*EXERCISE REQUIREMENTS*. Give the count of lines containing the string "Forward", with no other output.

Start of DATASET RECORDS

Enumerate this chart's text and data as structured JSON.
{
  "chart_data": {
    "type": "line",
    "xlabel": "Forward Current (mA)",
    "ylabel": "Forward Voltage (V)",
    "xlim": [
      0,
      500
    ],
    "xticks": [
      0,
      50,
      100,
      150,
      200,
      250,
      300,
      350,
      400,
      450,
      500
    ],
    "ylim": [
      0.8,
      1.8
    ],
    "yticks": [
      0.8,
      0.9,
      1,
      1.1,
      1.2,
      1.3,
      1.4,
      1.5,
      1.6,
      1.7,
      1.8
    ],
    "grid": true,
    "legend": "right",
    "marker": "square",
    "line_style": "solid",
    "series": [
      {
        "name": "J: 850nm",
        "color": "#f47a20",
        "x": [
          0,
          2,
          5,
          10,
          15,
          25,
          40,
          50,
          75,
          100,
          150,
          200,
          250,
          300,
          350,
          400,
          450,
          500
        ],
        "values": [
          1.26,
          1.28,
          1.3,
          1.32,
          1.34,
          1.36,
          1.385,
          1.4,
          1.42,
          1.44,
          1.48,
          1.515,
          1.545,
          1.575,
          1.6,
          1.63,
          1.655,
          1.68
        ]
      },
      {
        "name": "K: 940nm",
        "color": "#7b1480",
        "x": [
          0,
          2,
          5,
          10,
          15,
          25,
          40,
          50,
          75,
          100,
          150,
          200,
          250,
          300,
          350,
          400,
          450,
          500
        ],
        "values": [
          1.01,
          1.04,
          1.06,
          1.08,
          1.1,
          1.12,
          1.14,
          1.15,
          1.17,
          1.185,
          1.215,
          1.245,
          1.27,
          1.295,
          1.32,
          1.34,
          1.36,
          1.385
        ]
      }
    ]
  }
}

End of DATASET RECORDS

*RESULT OF THIS TASK*. 2